— begin DATA ROWS —
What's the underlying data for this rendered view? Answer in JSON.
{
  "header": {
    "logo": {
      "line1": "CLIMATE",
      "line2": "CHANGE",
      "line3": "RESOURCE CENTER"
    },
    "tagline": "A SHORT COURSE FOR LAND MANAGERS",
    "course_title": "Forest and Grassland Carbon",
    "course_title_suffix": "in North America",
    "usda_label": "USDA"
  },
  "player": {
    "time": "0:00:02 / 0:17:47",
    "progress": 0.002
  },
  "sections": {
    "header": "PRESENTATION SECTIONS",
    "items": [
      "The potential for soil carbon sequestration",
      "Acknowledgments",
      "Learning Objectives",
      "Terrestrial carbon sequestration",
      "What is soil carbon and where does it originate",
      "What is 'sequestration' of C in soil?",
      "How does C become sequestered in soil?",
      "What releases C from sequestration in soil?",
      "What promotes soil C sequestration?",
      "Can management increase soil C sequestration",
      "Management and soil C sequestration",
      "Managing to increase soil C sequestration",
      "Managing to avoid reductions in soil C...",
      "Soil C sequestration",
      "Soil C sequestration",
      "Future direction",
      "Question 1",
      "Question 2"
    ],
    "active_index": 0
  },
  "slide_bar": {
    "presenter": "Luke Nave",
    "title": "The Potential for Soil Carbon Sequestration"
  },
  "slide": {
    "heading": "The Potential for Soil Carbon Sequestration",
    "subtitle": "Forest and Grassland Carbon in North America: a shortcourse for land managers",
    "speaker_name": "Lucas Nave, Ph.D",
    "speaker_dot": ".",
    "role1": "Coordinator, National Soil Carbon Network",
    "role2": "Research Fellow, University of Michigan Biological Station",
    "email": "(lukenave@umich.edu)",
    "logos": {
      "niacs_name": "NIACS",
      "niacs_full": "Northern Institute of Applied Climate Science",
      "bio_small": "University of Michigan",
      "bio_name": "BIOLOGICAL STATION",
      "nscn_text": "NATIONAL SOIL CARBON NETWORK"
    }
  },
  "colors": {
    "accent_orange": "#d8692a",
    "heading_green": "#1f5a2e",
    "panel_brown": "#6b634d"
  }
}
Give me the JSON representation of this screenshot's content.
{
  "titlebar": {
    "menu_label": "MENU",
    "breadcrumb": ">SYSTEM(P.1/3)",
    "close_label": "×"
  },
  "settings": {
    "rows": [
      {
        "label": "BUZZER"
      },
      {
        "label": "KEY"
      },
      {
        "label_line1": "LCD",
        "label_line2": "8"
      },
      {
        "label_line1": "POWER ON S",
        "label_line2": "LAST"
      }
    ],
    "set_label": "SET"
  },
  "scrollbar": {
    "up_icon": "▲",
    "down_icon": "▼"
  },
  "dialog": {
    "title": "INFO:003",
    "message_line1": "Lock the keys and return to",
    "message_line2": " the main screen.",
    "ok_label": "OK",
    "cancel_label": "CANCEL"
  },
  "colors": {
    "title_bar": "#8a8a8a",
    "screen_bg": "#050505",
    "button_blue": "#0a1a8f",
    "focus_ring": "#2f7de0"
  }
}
— end DATA ROWS —
-- OBJECTIVE --
Repeat only the stretch of lines that begins at the line containing "Give me the" and ends at the last line above, both included.

-- COMPLETE OUTPUT --
Give me the JSON representation of this screenshot's content.
{
  "titlebar": {
    "menu_label": "MENU",
    "breadcrumb": ">SYSTEM(P.1/3)",
    "close_label": "×"
  },
  "settings": {
    "rows": [
      {
        "label": "BUZZER"
      },
      {
        "label": "KEY"
      },
      {
        "label_line1": "LCD",
        "label_line2": "8"
      },
      {
        "label_line1": "POWER ON S",
        "label_line2": "LAST"
      }
    ],
    "set_label": "SET"
  },
  "scrollbar": {
    "up_icon": "▲",
    "down_icon": "▼"
  },
  "dialog": {
    "title": "INFO:003",
    "message_line1": "Lock the keys and return to",
    "message_line2": " the main screen.",
    "ok_label": "OK",
    "cancel_label": "CANCEL"
  },
  "colors": {
    "title_bar": "#8a8a8a",
    "screen_bg": "#050505",
    "button_blue": "#0a1a8f",
    "focus_ring": "#2f7de0"
  }
}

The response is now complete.